— Exercise data —
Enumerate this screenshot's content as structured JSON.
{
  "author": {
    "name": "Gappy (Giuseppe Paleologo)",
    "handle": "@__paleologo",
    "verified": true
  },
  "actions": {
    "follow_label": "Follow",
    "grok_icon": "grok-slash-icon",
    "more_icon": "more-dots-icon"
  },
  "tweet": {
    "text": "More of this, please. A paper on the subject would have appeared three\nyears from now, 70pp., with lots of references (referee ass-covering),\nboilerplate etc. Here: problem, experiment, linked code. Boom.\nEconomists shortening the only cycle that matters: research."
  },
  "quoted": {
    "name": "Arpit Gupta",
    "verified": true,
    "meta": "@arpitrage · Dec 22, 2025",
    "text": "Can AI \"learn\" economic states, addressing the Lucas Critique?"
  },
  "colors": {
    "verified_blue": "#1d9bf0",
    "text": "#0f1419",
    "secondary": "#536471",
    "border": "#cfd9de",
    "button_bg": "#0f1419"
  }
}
...
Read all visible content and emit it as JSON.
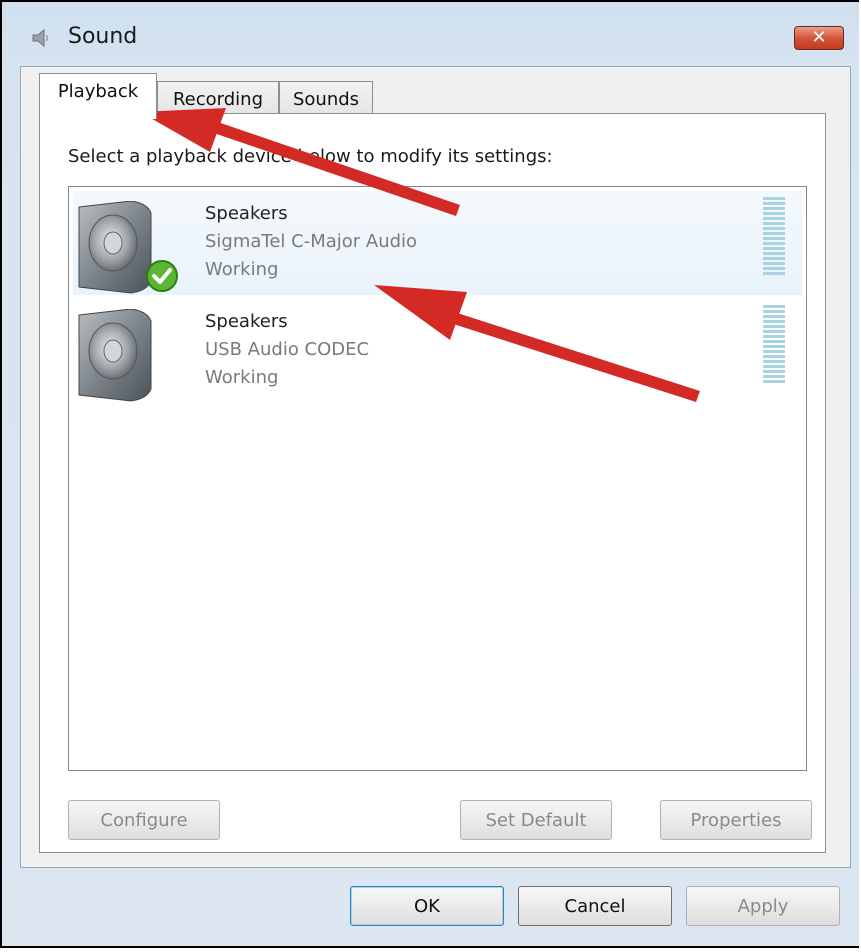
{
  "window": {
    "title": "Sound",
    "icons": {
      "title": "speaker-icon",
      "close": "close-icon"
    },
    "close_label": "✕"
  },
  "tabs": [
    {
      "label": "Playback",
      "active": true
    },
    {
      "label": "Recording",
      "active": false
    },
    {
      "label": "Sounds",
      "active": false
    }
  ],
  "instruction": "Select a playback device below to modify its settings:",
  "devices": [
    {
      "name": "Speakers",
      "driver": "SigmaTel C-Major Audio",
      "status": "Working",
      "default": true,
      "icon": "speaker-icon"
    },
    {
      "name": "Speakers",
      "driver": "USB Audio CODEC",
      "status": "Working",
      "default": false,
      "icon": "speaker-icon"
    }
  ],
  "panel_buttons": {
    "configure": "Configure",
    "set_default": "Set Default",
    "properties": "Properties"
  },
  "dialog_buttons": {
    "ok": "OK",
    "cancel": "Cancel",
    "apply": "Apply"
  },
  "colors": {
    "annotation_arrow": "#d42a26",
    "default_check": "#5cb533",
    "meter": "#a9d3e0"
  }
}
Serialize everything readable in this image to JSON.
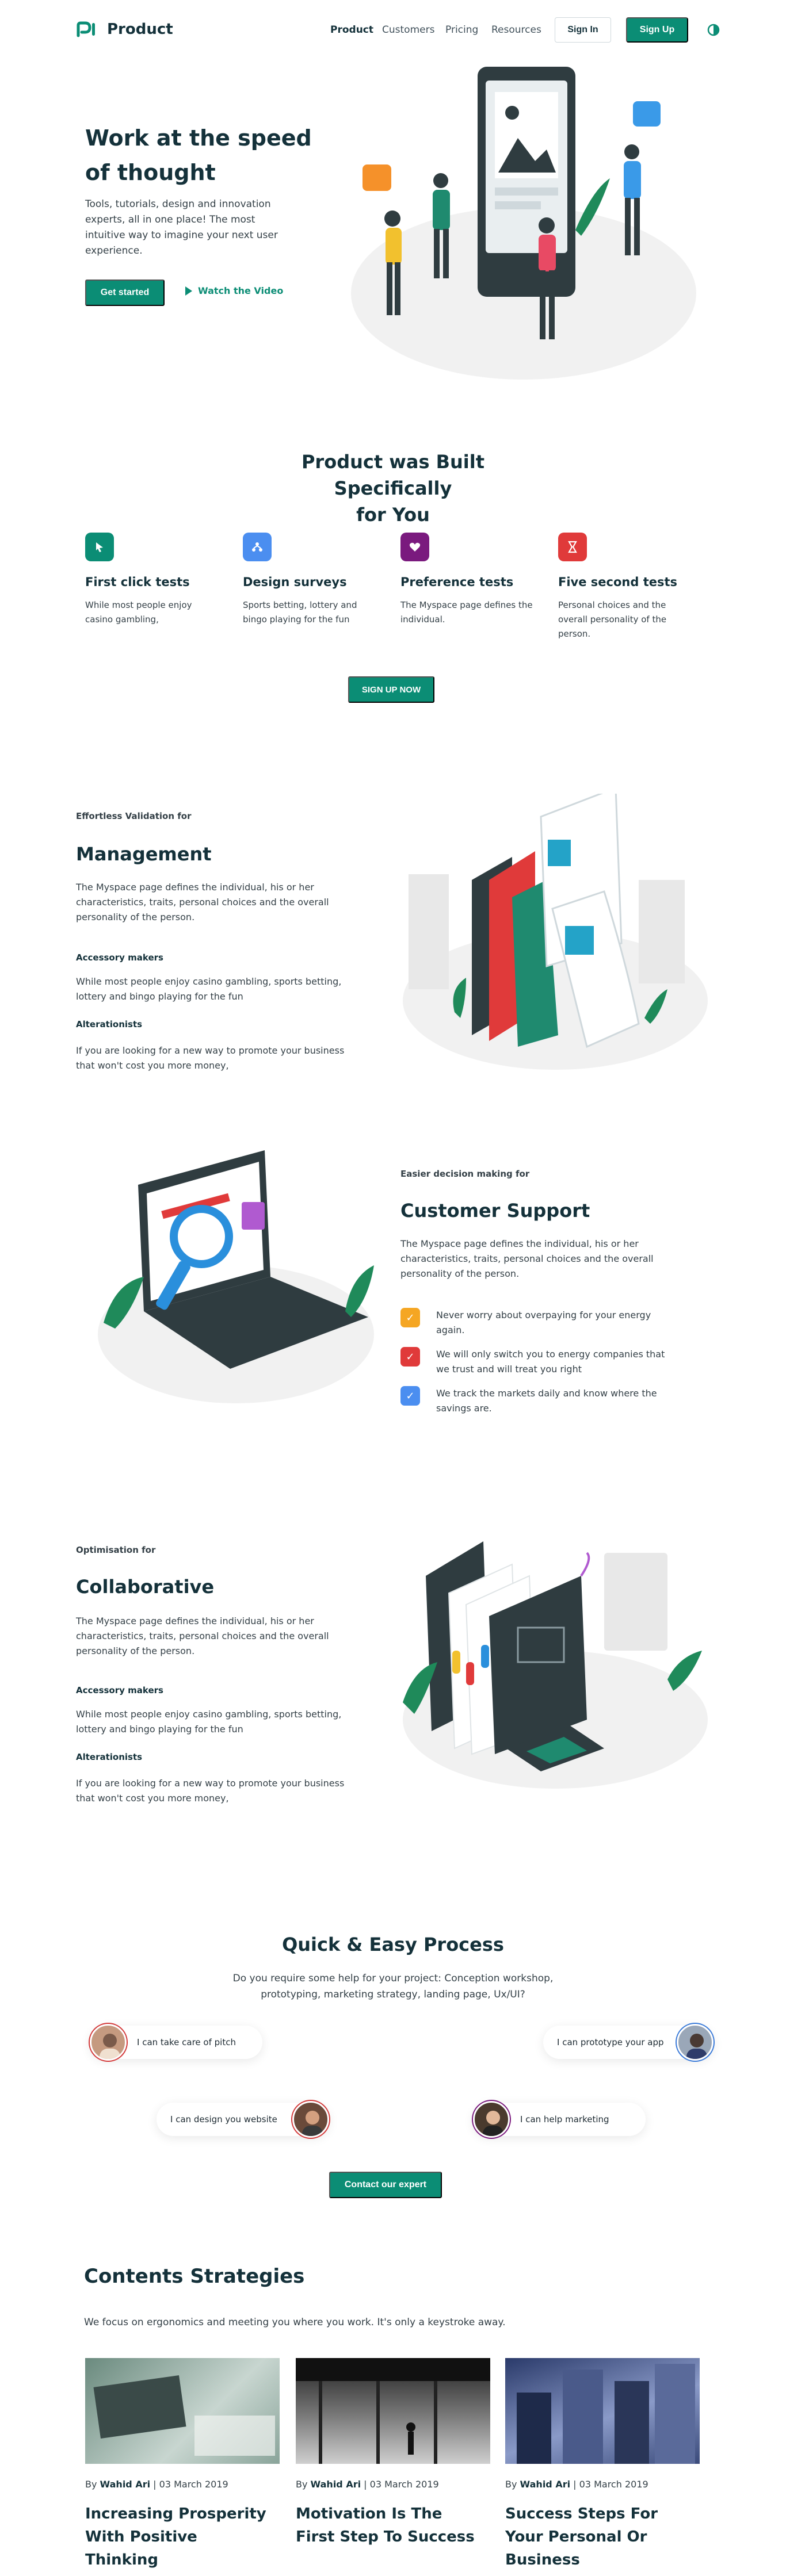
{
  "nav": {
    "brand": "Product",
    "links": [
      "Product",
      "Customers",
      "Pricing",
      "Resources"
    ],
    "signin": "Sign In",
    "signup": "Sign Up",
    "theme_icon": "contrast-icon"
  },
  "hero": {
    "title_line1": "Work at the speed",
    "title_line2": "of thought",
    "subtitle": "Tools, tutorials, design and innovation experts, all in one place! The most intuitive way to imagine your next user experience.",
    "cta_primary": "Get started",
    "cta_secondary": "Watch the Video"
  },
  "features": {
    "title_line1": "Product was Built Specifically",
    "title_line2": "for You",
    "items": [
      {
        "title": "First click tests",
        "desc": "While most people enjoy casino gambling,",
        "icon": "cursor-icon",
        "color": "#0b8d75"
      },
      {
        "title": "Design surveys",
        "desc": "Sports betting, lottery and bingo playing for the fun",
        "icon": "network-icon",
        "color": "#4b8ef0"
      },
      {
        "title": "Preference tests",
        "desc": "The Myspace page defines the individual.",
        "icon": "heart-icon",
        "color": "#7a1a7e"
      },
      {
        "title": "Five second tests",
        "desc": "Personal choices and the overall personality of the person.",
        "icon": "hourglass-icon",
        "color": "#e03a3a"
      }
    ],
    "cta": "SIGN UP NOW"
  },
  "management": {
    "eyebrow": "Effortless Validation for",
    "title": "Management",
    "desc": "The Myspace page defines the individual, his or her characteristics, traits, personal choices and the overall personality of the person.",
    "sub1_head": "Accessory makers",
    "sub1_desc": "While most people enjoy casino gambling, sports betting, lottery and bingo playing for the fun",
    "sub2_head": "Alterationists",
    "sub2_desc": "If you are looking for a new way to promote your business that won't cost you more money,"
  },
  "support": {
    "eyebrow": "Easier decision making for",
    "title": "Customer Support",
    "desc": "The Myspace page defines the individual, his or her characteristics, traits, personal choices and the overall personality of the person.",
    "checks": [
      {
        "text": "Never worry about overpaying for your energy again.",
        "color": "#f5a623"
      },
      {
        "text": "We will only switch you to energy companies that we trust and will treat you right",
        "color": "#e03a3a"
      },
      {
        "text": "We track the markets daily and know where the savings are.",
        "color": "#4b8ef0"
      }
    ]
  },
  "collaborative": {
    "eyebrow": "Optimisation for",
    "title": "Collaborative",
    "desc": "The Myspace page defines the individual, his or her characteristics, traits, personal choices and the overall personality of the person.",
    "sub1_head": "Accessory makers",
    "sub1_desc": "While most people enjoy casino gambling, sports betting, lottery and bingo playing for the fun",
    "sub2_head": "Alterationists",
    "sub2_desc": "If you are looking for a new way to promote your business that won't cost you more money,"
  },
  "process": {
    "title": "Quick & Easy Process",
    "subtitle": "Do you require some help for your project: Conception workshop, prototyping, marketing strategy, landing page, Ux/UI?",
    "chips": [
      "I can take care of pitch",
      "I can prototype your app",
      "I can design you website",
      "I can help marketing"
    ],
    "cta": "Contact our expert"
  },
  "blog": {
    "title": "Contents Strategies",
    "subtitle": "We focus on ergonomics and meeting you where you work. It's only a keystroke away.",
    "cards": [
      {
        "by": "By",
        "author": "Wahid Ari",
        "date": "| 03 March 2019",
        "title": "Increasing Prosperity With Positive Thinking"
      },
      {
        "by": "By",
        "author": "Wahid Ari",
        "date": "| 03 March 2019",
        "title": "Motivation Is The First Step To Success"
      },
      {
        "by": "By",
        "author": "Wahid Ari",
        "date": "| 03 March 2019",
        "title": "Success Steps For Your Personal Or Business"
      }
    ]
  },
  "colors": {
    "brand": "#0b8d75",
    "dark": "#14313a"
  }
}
...
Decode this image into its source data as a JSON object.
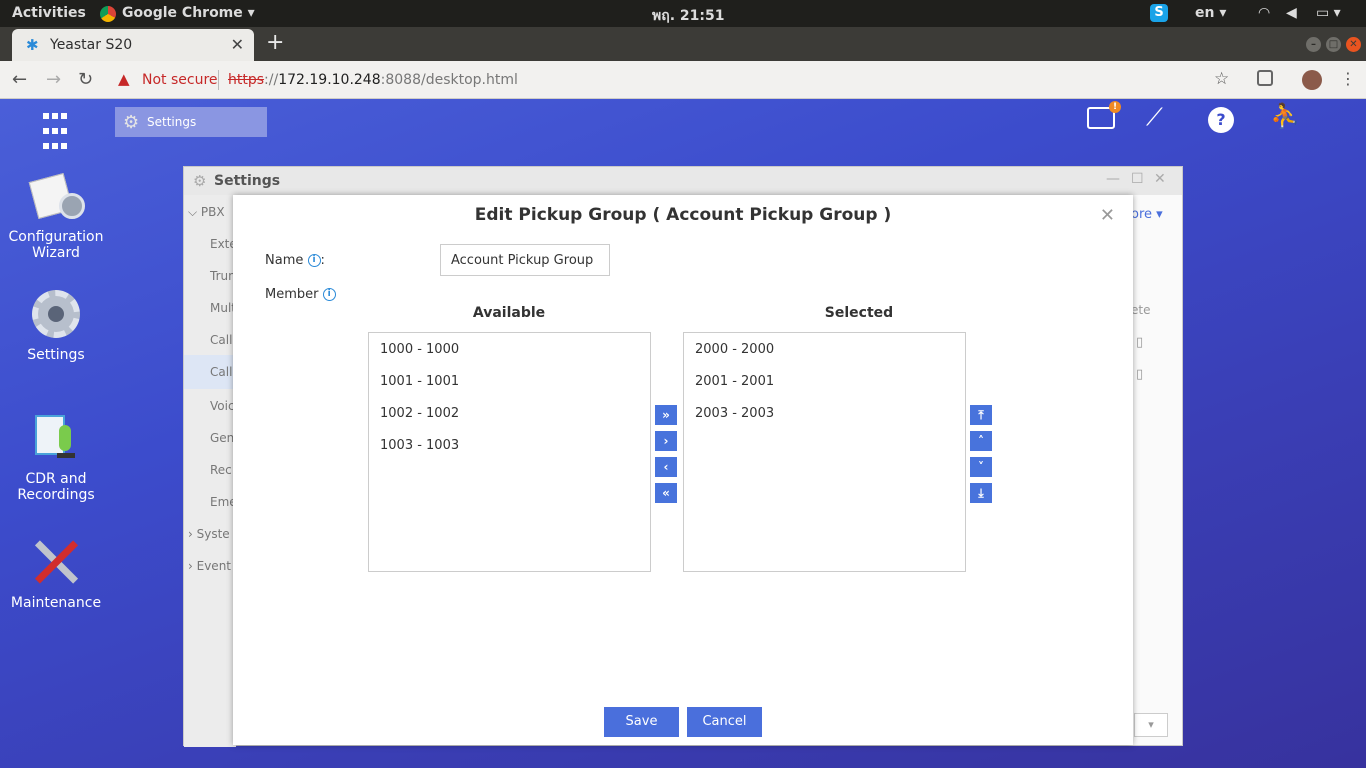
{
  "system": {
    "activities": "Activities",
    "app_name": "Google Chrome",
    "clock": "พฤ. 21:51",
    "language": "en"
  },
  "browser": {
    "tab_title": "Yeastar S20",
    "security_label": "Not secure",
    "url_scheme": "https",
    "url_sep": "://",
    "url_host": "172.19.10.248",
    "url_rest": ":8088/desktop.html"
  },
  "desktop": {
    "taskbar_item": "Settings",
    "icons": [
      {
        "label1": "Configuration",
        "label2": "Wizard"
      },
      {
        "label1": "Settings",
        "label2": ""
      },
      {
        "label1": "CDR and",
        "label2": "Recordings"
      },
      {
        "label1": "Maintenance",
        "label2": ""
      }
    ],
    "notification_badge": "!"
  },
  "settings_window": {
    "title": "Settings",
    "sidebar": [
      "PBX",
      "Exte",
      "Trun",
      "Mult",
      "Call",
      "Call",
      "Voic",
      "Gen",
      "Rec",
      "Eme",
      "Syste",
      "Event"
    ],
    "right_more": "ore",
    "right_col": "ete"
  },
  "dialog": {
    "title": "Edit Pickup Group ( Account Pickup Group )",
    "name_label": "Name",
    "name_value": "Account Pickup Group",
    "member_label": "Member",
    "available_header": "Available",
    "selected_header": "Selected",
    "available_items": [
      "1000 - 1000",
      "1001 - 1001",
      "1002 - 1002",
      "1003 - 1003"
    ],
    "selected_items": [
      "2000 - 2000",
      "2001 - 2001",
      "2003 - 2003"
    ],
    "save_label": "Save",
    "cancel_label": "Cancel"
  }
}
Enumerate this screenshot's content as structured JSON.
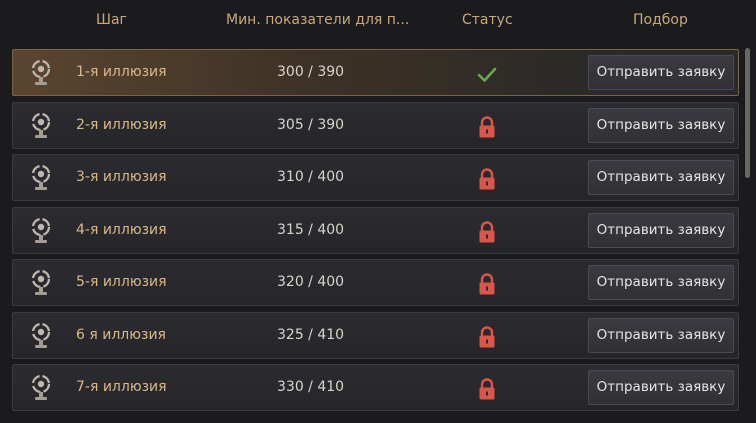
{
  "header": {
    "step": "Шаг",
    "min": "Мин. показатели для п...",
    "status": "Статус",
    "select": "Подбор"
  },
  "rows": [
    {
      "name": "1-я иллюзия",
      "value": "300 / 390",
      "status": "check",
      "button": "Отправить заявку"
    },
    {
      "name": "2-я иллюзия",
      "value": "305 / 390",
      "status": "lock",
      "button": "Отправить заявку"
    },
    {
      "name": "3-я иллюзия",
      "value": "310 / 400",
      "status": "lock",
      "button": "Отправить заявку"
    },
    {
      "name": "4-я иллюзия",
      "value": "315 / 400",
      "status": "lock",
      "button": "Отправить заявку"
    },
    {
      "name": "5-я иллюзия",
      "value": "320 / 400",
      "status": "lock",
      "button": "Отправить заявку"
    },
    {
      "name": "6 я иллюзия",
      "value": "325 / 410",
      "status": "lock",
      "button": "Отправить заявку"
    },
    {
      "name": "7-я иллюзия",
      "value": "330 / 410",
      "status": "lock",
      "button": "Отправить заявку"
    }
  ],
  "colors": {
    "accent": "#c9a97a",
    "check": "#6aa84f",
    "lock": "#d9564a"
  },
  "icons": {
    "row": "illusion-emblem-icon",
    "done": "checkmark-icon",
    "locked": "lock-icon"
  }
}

— What is asked —
From the data above, pick out each line containing "true" and copy it.

— Final result —
    "verified": true
    "verified": true,
      "active": true
      "default": true,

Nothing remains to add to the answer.